[Exercise goal] Repeat all of the records verbatim.

[Dataset content]
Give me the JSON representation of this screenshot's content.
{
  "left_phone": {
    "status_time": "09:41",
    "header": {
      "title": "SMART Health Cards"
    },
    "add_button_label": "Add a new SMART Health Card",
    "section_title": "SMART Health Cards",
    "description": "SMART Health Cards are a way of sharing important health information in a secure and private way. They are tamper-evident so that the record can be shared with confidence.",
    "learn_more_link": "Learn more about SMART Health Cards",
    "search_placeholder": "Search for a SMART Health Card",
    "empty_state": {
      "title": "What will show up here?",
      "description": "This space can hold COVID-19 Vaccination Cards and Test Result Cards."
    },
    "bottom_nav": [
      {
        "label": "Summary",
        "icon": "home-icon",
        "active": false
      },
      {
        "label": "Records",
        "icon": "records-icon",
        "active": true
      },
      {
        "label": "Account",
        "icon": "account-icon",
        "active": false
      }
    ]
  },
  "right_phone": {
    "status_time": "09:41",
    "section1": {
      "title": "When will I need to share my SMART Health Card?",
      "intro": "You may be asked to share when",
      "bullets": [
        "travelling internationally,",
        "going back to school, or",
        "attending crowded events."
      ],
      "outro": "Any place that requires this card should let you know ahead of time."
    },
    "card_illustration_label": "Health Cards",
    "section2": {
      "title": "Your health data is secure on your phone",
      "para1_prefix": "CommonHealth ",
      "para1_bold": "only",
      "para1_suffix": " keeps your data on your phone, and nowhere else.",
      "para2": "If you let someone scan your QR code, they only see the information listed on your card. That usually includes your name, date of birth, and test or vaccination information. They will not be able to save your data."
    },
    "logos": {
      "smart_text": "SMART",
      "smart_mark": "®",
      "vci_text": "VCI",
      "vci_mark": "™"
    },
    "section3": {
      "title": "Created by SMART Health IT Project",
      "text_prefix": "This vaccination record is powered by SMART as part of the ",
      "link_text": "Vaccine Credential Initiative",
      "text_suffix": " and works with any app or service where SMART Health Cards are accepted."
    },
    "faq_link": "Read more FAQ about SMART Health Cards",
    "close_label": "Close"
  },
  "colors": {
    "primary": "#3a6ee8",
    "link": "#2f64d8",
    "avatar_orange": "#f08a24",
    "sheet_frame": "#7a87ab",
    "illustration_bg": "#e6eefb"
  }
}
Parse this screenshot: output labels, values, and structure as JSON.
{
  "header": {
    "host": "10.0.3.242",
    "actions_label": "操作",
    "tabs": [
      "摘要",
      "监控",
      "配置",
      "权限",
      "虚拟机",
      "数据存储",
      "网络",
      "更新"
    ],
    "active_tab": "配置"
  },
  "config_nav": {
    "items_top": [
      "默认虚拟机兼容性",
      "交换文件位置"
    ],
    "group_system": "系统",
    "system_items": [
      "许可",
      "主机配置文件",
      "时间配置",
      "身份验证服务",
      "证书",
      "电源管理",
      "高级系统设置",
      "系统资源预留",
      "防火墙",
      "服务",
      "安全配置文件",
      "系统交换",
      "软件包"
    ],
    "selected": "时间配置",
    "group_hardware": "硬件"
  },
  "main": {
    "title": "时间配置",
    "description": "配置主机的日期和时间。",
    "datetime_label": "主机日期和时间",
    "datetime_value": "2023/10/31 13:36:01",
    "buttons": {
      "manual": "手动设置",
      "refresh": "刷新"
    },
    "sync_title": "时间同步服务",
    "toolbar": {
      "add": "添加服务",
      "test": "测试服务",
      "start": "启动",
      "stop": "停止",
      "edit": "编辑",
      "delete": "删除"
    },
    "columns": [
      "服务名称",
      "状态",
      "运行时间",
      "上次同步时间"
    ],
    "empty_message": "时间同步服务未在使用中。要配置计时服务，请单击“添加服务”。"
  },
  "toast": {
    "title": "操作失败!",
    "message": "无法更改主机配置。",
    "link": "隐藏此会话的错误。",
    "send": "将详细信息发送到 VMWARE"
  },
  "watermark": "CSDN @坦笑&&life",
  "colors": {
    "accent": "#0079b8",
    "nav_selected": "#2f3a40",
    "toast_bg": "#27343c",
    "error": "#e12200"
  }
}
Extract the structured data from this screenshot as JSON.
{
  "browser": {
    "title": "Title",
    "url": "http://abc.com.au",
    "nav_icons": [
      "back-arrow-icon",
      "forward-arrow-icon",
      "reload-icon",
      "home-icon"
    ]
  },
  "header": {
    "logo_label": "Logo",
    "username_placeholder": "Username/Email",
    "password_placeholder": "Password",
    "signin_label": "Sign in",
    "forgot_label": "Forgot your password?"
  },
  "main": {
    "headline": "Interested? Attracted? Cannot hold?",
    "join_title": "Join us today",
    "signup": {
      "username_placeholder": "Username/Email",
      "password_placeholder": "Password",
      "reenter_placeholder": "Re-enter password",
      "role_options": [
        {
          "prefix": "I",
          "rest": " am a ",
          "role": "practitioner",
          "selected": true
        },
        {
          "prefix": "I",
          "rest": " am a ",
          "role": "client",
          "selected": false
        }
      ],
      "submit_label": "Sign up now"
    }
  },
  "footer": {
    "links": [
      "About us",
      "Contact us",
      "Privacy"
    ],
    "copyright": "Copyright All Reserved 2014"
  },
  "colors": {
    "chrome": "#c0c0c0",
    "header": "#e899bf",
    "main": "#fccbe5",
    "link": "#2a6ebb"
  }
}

[Solution to the problem]
Give me the JSON representation of this screenshot's content.
{
  "left_phone": {
    "status_time": "09:41",
    "header": {
      "title": "SMART Health Cards"
    },
    "add_button_label": "Add a new SMART Health Card",
    "section_title": "SMART Health Cards",
    "description": "SMART Health Cards are a way of sharing important health information in a secure and private way. They are tamper-evident so that the record can be shared with confidence.",
    "learn_more_link": "Learn more about SMART Health Cards",
    "search_placeholder": "Search for a SMART Health Card",
    "empty_state": {
      "title": "What will show up here?",
      "description": "This space can hold COVID-19 Vaccination Cards and Test Result Cards."
    },
    "bottom_nav": [
      {
        "label": "Summary",
        "icon": "home-icon",
        "active": false
      },
      {
        "label": "Records",
        "icon": "records-icon",
        "active": true
      },
      {
        "label": "Account",
        "icon": "account-icon",
        "active": false
      }
    ]
  },
  "right_phone": {
    "status_time": "09:41",
    "section1": {
      "title": "When will I need to share my SMART Health Card?",
      "intro": "You may be asked to share when",
      "bullets": [
        "travelling internationally,",
        "going back to school, or",
        "attending crowded events."
      ],
      "outro": "Any place that requires this card should let you know ahead of time."
    },
    "card_illustration_label": "Health Cards",
    "section2": {
      "title": "Your health data is secure on your phone",
      "para1_prefix": "CommonHealth ",
      "para1_bold": "only",
      "para1_suffix": " keeps your data on your phone, and nowhere else.",
      "para2": "If you let someone scan your QR code, they only see the information listed on your card. That usually includes your name, date of birth, and test or vaccination information. They will not be able to save your data."
    },
    "logos": {
      "smart_text": "SMART",
      "smart_mark": "®",
      "vci_text": "VCI",
      "vci_mark": "™"
    },
    "section3": {
      "title": "Created by SMART Health IT Project",
      "text_prefix": "This vaccination record is powered by SMART as part of the ",
      "link_text": "Vaccine Credential Initiative",
      "text_suffix": " and works with any app or service where SMART Health Cards are accepted."
    },
    "faq_link": "Read more FAQ about SMART Health Cards",
    "close_label": "Close"
  },
  "colors": {
    "primary": "#3a6ee8",
    "link": "#2f64d8",
    "avatar_orange": "#f08a24",
    "sheet_frame": "#7a87ab",
    "illustration_bg": "#e6eefb"
  }
}
Parse this screenshot: output labels, values, and structure as JSON.
{
  "header": {
    "host": "10.0.3.242",
    "actions_label": "操作",
    "tabs": [
      "摘要",
      "监控",
      "配置",
      "权限",
      "虚拟机",
      "数据存储",
      "网络",
      "更新"
    ],
    "active_tab": "配置"
  },
  "config_nav": {
    "items_top": [
      "默认虚拟机兼容性",
      "交换文件位置"
    ],
    "group_system": "系统",
    "system_items": [
      "许可",
      "主机配置文件",
      "时间配置",
      "身份验证服务",
      "证书",
      "电源管理",
      "高级系统设置",
      "系统资源预留",
      "防火墙",
      "服务",
      "安全配置文件",
      "系统交换",
      "软件包"
    ],
    "selected": "时间配置",
    "group_hardware": "硬件"
  },
  "main": {
    "title": "时间配置",
    "description": "配置主机的日期和时间。",
    "datetime_label": "主机日期和时间",
    "datetime_value": "2023/10/31 13:36:01",
    "buttons": {
      "manual": "手动设置",
      "refresh": "刷新"
    },
    "sync_title": "时间同步服务",
    "toolbar": {
      "add": "添加服务",
      "test": "测试服务",
      "start": "启动",
      "stop": "停止",
      "edit": "编辑",
      "delete": "删除"
    },
    "columns": [
      "服务名称",
      "状态",
      "运行时间",
      "上次同步时间"
    ],
    "empty_message": "时间同步服务未在使用中。要配置计时服务，请单击“添加服务”。"
  },
  "toast": {
    "title": "操作失败!",
    "message": "无法更改主机配置。",
    "link": "隐藏此会话的错误。",
    "send": "将详细信息发送到 VMWARE"
  },
  "watermark": "CSDN @坦笑&&life",
  "colors": {
    "accent": "#0079b8",
    "nav_selected": "#2f3a40",
    "toast_bg": "#27343c",
    "error": "#e12200"
  }
}
Extract the structured data from this screenshot as JSON.
{
  "browser": {
    "title": "Title",
    "url": "http://abc.com.au",
    "nav_icons": [
      "back-arrow-icon",
      "forward-arrow-icon",
      "reload-icon",
      "home-icon"
    ]
  },
  "header": {
    "logo_label": "Logo",
    "username_placeholder": "Username/Email",
    "password_placeholder": "Password",
    "signin_label": "Sign in",
    "forgot_label": "Forgot your password?"
  },
  "main": {
    "headline": "Interested? Attracted? Cannot hold?",
    "join_title": "Join us today",
    "signup": {
      "username_placeholder": "Username/Email",
      "password_placeholder": "Password",
      "reenter_placeholder": "Re-enter password",
      "role_options": [
        {
          "prefix": "I",
          "rest": " am a ",
          "role": "practitioner",
          "selected": true
        },
        {
          "prefix": "I",
          "rest": " am a ",
          "role": "client",
          "selected": false
        }
      ],
      "submit_label": "Sign up now"
    }
  },
  "footer": {
    "links": [
      "About us",
      "Contact us",
      "Privacy"
    ],
    "copyright": "Copyright All Reserved 2014"
  },
  "colors": {
    "chrome": "#c0c0c0",
    "header": "#e899bf",
    "main": "#fccbe5",
    "link": "#2a6ebb"
  }
}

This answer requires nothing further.